Prompt
Could you print every record below exactly as it appears?

** Begin Provided information **

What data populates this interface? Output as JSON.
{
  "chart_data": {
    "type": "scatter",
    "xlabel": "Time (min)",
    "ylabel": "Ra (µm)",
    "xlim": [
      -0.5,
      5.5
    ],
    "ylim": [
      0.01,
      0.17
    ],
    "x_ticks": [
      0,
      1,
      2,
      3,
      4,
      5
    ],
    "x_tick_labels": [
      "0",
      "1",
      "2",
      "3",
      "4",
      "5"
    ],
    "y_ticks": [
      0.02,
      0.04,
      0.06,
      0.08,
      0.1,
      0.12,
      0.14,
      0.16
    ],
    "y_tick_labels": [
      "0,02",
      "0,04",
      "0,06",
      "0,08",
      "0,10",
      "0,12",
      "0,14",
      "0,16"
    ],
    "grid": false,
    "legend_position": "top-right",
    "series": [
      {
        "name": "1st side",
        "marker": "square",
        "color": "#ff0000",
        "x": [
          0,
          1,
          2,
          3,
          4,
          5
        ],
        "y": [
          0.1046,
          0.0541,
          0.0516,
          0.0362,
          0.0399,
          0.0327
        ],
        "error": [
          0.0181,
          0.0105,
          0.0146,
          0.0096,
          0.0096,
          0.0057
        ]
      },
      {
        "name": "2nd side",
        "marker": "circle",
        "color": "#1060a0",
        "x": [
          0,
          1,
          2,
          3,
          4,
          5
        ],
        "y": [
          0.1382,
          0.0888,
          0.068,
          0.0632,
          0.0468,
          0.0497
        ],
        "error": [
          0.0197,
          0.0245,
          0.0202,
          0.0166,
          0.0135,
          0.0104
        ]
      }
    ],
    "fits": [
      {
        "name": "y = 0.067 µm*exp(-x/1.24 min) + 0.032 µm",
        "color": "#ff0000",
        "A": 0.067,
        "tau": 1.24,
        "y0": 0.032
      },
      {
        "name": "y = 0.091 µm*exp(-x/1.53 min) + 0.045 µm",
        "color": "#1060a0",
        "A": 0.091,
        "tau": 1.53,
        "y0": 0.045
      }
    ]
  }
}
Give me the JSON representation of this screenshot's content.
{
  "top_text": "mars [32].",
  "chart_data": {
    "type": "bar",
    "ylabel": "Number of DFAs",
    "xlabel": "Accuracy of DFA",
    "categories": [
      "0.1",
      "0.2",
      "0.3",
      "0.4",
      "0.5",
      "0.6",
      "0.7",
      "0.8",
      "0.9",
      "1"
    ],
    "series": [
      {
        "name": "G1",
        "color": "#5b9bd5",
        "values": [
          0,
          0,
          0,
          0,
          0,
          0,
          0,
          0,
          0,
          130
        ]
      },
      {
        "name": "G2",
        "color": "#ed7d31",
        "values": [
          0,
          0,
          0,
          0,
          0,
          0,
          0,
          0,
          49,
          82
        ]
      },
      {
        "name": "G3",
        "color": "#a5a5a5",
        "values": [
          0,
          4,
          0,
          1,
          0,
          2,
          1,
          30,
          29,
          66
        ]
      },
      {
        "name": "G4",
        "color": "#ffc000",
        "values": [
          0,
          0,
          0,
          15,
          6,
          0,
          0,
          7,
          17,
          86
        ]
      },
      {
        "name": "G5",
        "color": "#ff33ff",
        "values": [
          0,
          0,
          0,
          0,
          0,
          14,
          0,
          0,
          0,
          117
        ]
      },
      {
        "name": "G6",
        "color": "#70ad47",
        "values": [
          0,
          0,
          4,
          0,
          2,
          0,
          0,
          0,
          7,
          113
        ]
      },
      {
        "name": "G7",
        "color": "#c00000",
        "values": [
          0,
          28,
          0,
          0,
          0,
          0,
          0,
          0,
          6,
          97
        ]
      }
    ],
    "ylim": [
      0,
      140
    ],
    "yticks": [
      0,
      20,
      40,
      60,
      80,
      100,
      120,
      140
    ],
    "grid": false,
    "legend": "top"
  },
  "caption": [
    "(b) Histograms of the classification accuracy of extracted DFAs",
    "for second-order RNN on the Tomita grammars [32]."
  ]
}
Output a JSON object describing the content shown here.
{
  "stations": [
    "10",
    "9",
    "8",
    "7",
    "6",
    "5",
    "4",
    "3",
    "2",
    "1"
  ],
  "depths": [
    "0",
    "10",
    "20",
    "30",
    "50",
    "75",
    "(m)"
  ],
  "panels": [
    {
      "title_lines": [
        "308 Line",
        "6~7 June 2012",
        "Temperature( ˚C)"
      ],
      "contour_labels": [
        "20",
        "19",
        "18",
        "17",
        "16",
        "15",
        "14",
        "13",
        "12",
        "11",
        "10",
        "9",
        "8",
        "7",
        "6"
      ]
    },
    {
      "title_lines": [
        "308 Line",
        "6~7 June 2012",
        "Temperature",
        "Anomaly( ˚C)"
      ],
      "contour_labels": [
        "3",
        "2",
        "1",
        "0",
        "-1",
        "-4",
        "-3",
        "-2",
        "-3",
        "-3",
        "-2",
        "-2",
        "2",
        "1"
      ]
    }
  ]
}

** End Provided information **

Solution to the exercise
What data populates this interface? Output as JSON.
{
  "chart_data": {
    "type": "scatter",
    "xlabel": "Time (min)",
    "ylabel": "Ra (µm)",
    "xlim": [
      -0.5,
      5.5
    ],
    "ylim": [
      0.01,
      0.17
    ],
    "x_ticks": [
      0,
      1,
      2,
      3,
      4,
      5
    ],
    "x_tick_labels": [
      "0",
      "1",
      "2",
      "3",
      "4",
      "5"
    ],
    "y_ticks": [
      0.02,
      0.04,
      0.06,
      0.08,
      0.1,
      0.12,
      0.14,
      0.16
    ],
    "y_tick_labels": [
      "0,02",
      "0,04",
      "0,06",
      "0,08",
      "0,10",
      "0,12",
      "0,14",
      "0,16"
    ],
    "grid": false,
    "legend_position": "top-right",
    "series": [
      {
        "name": "1st side",
        "marker": "square",
        "color": "#ff0000",
        "x": [
          0,
          1,
          2,
          3,
          4,
          5
        ],
        "y": [
          0.1046,
          0.0541,
          0.0516,
          0.0362,
          0.0399,
          0.0327
        ],
        "error": [
          0.0181,
          0.0105,
          0.0146,
          0.0096,
          0.0096,
          0.0057
        ]
      },
      {
        "name": "2nd side",
        "marker": "circle",
        "color": "#1060a0",
        "x": [
          0,
          1,
          2,
          3,
          4,
          5
        ],
        "y": [
          0.1382,
          0.0888,
          0.068,
          0.0632,
          0.0468,
          0.0497
        ],
        "error": [
          0.0197,
          0.0245,
          0.0202,
          0.0166,
          0.0135,
          0.0104
        ]
      }
    ],
    "fits": [
      {
        "name": "y = 0.067 µm*exp(-x/1.24 min) + 0.032 µm",
        "color": "#ff0000",
        "A": 0.067,
        "tau": 1.24,
        "y0": 0.032
      },
      {
        "name": "y = 0.091 µm*exp(-x/1.53 min) + 0.045 µm",
        "color": "#1060a0",
        "A": 0.091,
        "tau": 1.53,
        "y0": 0.045
      }
    ]
  }
}
Give me the JSON representation of this screenshot's content.
{
  "top_text": "mars [32].",
  "chart_data": {
    "type": "bar",
    "ylabel": "Number of DFAs",
    "xlabel": "Accuracy of DFA",
    "categories": [
      "0.1",
      "0.2",
      "0.3",
      "0.4",
      "0.5",
      "0.6",
      "0.7",
      "0.8",
      "0.9",
      "1"
    ],
    "series": [
      {
        "name": "G1",
        "color": "#5b9bd5",
        "values": [
          0,
          0,
          0,
          0,
          0,
          0,
          0,
          0,
          0,
          130
        ]
      },
      {
        "name": "G2",
        "color": "#ed7d31",
        "values": [
          0,
          0,
          0,
          0,
          0,
          0,
          0,
          0,
          49,
          82
        ]
      },
      {
        "name": "G3",
        "color": "#a5a5a5",
        "values": [
          0,
          4,
          0,
          1,
          0,
          2,
          1,
          30,
          29,
          66
        ]
      },
      {
        "name": "G4",
        "color": "#ffc000",
        "values": [
          0,
          0,
          0,
          15,
          6,
          0,
          0,
          7,
          17,
          86
        ]
      },
      {
        "name": "G5",
        "color": "#ff33ff",
        "values": [
          0,
          0,
          0,
          0,
          0,
          14,
          0,
          0,
          0,
          117
        ]
      },
      {
        "name": "G6",
        "color": "#70ad47",
        "values": [
          0,
          0,
          4,
          0,
          2,
          0,
          0,
          0,
          7,
          113
        ]
      },
      {
        "name": "G7",
        "color": "#c00000",
        "values": [
          0,
          28,
          0,
          0,
          0,
          0,
          0,
          0,
          6,
          97
        ]
      }
    ],
    "ylim": [
      0,
      140
    ],
    "yticks": [
      0,
      20,
      40,
      60,
      80,
      100,
      120,
      140
    ],
    "grid": false,
    "legend": "top"
  },
  "caption": [
    "(b) Histograms of the classification accuracy of extracted DFAs",
    "for second-order RNN on the Tomita grammars [32]."
  ]
}
Output a JSON object describing the content shown here.
{
  "stations": [
    "10",
    "9",
    "8",
    "7",
    "6",
    "5",
    "4",
    "3",
    "2",
    "1"
  ],
  "depths": [
    "0",
    "10",
    "20",
    "30",
    "50",
    "75",
    "(m)"
  ],
  "panels": [
    {
      "title_lines": [
        "308 Line",
        "6~7 June 2012",
        "Temperature( ˚C)"
      ],
      "contour_labels": [
        "20",
        "19",
        "18",
        "17",
        "16",
        "15",
        "14",
        "13",
        "12",
        "11",
        "10",
        "9",
        "8",
        "7",
        "6"
      ]
    },
    {
      "title_lines": [
        "308 Line",
        "6~7 June 2012",
        "Temperature",
        "Anomaly( ˚C)"
      ],
      "contour_labels": [
        "3",
        "2",
        "1",
        "0",
        "-1",
        "-4",
        "-3",
        "-2",
        "-3",
        "-3",
        "-2",
        "-2",
        "2",
        "1"
      ]
    }
  ]
}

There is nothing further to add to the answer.